(EXCERPT PROVIDED)
----
Spirit

No. 3 London Dry Gin

No 3 London Dry Gin 750ml HR

Packing wise, this gin is a winner from the start. Packaged in a fine white box, beautifully printed, I’ve got a feeling of anticipation usually reserved for the premium end of the whisky and cognac spectrum. The bottle slides out, hand wrapped in a custom printed tissue map of the home of Berry Bros. & Rudd wine merchants. The bottle itself is adorned with the key to the premises at No. 3 St. James Street and closed with a great piece of lead foiling stamped the the merchants Royal Warrant.

Uncorking the bottle you get a massive hit of juniper. The theme of threes is more than just packaging. Three fruits; juniper, grapefruit and orange lie down perfectly with three spices; angelica, coriander and cardamom. Designed as the last word in Gin for a Dry Martini by a man with a doctorate in distillation, the liquid certainly doesn’t disappoint.
----
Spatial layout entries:
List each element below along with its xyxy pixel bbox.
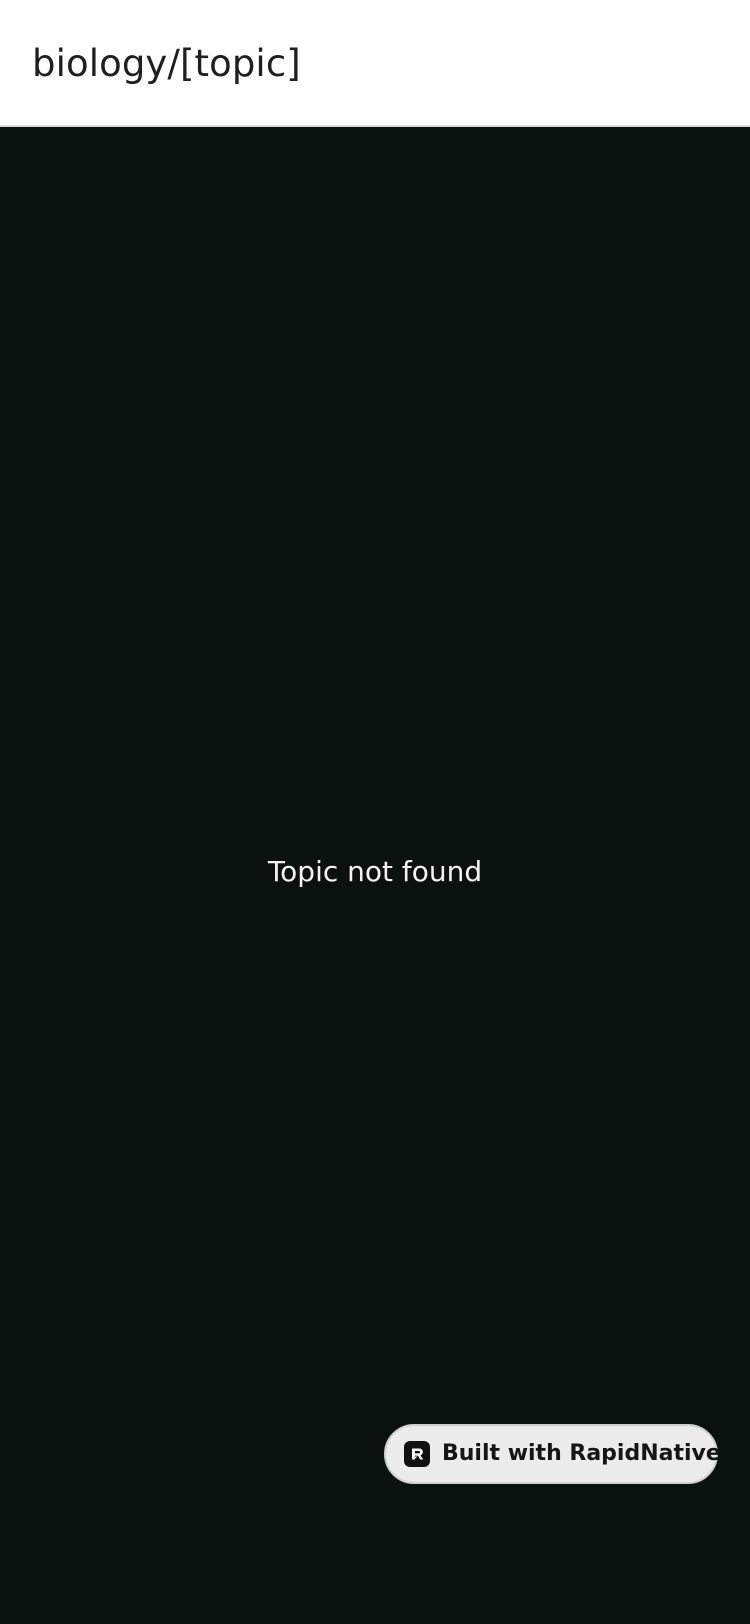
built-with-rapidnative-badge[interactable]: Built with RapidNative xyxy=(384,1424,721,1484)
topic-not-found-message: Topic not found xyxy=(267,855,483,888)
rapidnative-logo-icon xyxy=(404,1441,430,1467)
main-content: Topic not found xyxy=(0,127,750,1624)
app-header: biology/[topic] xyxy=(0,0,750,127)
badge-label: Built with RapidNative xyxy=(442,1441,721,1466)
page-title: biology/[topic] xyxy=(32,42,301,85)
----
(TASK SET)
1. Answer the following questions about the review of No. 3 London Dry Gin.
(a) In what is the bottle hand wrapped?
(b) Which three spices does the gin contain?
(c) For what drink was the gin designed?
2. Reproduce the review of No. 3 London Dry Gin from "No 3 London" to "certainly doesn’t disappoint.", swapping "bottle" for "decanter" wherever it occurs.

(EXPECTED OUTPUTS)
1.
(a) A custom printed tissue map of the home of Berry Bros. & Rudd wine merchants.
(b) Angelica, coriander and cardamom.
(c) A Dry Martini.

2.
No 3 London Dry Gin 750ml HR

Packing wise, this gin is a winner from the start. Packaged in a fine white box, beautifully printed, I’ve got a feeling of anticipation usually reserved for the premium end of the whisky and cognac spectrum. The decanter slides out, hand wrapped in a custom printed tissue map of the home of Berry Bros. & Rudd wine merchants. The decanter itself is adorned with the key to the premises at No. 3 St. James Street and closed with a great piece of lead foiling stamped the the merchants Royal Warrant.

Uncorking the decanter you get a massive hit of juniper. The theme of threes is more than just packaging. Three fruits; juniper, grapefruit and orange lie down perfectly with three spices; angelica, coriander and cardamom. Designed as the last word in Gin for a Dry Martini by a man with a doctorate in distillation, the liquid certainly doesn’t disappoint.